▽
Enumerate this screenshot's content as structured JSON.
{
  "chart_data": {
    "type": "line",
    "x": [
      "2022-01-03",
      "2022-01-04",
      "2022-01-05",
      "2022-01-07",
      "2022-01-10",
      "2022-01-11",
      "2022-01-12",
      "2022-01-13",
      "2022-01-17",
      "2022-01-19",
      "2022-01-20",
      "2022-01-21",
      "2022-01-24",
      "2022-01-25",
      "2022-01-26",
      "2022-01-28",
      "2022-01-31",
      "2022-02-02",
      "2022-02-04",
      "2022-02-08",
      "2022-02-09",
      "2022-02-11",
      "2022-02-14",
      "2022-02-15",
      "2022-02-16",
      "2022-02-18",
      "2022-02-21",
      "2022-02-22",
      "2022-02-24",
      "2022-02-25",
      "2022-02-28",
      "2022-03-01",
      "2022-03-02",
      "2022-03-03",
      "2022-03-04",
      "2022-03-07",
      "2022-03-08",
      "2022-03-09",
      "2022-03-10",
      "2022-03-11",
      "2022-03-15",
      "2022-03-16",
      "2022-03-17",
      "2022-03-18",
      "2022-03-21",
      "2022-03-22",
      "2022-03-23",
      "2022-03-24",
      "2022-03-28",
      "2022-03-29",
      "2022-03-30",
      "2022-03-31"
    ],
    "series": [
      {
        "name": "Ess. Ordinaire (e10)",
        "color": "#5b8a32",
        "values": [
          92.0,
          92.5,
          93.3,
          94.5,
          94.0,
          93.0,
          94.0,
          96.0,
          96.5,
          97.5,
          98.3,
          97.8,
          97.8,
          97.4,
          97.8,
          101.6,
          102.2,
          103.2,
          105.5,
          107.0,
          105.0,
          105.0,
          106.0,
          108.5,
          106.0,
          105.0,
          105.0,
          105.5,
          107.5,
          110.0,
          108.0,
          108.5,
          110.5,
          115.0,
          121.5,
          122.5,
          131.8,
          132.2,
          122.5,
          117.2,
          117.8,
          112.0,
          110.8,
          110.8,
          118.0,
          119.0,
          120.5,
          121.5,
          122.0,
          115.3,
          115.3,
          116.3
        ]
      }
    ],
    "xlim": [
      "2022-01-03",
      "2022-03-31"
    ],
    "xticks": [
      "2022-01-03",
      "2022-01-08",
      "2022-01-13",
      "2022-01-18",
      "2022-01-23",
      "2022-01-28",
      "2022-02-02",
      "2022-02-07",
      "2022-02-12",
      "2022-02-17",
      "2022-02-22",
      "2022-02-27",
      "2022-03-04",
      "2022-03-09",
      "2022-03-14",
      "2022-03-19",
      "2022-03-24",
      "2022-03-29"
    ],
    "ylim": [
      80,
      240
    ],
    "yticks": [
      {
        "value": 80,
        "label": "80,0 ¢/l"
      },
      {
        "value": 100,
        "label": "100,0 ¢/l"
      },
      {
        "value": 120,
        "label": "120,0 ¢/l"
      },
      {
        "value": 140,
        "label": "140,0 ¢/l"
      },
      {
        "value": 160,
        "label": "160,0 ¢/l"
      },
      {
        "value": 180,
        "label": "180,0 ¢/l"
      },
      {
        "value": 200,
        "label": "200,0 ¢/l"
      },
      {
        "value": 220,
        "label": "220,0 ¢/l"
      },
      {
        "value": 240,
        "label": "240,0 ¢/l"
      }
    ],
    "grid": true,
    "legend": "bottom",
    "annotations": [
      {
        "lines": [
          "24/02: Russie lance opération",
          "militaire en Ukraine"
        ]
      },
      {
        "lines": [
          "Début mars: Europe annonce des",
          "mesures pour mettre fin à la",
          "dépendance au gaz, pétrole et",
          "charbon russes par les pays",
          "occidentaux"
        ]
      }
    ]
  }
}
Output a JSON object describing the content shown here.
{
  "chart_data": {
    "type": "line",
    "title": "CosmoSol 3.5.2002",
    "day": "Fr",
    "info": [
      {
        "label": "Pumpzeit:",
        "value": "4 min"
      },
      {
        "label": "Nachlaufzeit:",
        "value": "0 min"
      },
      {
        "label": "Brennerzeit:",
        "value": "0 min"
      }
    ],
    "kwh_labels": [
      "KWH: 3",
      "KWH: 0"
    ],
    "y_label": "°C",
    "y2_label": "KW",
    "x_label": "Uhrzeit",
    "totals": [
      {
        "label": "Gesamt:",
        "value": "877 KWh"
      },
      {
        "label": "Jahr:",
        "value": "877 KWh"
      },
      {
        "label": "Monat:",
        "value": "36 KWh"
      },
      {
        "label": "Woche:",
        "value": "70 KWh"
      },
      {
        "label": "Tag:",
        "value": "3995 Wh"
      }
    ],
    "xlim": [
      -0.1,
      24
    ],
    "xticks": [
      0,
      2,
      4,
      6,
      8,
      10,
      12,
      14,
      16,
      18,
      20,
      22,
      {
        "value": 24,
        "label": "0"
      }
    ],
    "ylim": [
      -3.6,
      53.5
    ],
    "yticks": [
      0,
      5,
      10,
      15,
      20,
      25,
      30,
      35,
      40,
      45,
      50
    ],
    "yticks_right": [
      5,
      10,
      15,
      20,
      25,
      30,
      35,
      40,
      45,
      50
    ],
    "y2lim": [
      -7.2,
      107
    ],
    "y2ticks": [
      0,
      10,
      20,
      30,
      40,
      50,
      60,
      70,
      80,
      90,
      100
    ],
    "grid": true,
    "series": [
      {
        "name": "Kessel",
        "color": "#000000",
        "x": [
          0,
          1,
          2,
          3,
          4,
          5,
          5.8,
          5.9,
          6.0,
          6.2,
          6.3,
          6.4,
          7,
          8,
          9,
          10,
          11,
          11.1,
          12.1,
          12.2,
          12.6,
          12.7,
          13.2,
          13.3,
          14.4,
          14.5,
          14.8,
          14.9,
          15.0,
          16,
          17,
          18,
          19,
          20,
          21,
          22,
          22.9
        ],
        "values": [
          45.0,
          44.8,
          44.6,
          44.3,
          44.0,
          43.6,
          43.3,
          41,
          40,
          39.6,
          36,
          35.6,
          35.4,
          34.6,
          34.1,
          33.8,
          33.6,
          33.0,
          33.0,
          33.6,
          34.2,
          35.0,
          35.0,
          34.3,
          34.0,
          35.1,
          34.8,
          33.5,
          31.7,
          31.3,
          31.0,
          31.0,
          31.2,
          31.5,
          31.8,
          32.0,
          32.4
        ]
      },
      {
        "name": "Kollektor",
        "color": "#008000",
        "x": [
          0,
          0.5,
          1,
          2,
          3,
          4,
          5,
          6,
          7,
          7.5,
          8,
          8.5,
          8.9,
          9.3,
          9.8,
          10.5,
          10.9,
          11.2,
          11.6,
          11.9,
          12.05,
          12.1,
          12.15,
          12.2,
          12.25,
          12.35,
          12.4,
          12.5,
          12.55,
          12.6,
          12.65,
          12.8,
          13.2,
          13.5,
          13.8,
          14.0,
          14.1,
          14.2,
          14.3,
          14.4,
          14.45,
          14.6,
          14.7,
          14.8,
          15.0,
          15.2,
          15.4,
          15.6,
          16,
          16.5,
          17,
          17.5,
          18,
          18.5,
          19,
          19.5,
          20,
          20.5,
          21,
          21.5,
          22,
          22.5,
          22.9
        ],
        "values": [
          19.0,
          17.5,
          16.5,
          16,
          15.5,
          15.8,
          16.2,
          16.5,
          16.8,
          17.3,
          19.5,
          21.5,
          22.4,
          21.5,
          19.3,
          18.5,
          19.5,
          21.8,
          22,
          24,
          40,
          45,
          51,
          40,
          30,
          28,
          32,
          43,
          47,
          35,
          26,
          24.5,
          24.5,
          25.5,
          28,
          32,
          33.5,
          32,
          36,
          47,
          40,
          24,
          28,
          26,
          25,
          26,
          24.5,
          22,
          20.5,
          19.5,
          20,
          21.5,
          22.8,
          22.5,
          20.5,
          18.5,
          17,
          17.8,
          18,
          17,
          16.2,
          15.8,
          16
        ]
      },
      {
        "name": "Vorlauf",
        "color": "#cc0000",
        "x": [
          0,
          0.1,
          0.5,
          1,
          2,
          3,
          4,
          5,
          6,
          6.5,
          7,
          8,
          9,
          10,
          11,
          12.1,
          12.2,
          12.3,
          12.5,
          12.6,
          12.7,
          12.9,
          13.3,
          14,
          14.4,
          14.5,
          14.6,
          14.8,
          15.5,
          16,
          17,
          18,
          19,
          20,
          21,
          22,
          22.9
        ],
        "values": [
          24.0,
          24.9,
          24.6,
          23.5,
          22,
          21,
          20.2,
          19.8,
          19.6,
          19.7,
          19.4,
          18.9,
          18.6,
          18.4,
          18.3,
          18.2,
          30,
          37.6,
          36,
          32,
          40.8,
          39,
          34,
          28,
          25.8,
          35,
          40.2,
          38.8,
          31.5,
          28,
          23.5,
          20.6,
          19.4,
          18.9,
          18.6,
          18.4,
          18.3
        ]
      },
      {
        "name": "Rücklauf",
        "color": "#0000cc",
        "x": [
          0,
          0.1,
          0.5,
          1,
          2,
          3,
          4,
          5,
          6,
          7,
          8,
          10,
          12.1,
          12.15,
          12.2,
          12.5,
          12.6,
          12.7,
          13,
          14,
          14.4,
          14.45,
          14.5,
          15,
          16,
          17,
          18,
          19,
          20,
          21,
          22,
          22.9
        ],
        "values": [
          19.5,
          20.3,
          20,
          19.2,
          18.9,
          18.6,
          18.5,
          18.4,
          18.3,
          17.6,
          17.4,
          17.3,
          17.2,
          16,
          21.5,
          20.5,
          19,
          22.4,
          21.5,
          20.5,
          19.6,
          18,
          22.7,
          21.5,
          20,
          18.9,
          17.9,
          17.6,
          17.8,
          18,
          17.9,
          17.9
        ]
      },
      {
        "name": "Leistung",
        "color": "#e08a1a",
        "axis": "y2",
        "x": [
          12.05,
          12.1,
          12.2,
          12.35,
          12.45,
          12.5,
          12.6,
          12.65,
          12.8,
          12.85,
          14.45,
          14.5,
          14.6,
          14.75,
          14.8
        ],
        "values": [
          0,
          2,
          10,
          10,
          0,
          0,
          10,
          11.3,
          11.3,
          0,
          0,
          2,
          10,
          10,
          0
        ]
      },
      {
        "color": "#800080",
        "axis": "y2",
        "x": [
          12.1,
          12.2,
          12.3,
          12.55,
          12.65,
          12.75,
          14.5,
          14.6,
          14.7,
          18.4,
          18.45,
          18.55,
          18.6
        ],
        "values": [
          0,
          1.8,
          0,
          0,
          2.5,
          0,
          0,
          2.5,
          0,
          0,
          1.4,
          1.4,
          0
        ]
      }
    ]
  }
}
△
**TASK REQUIREMENTS:** Identify and copy the lines holding the word "content".

**EXERCISE SOLUTION:**
Enumerate this screenshot's content as structured JSON.
Output a JSON object describing the content shown here.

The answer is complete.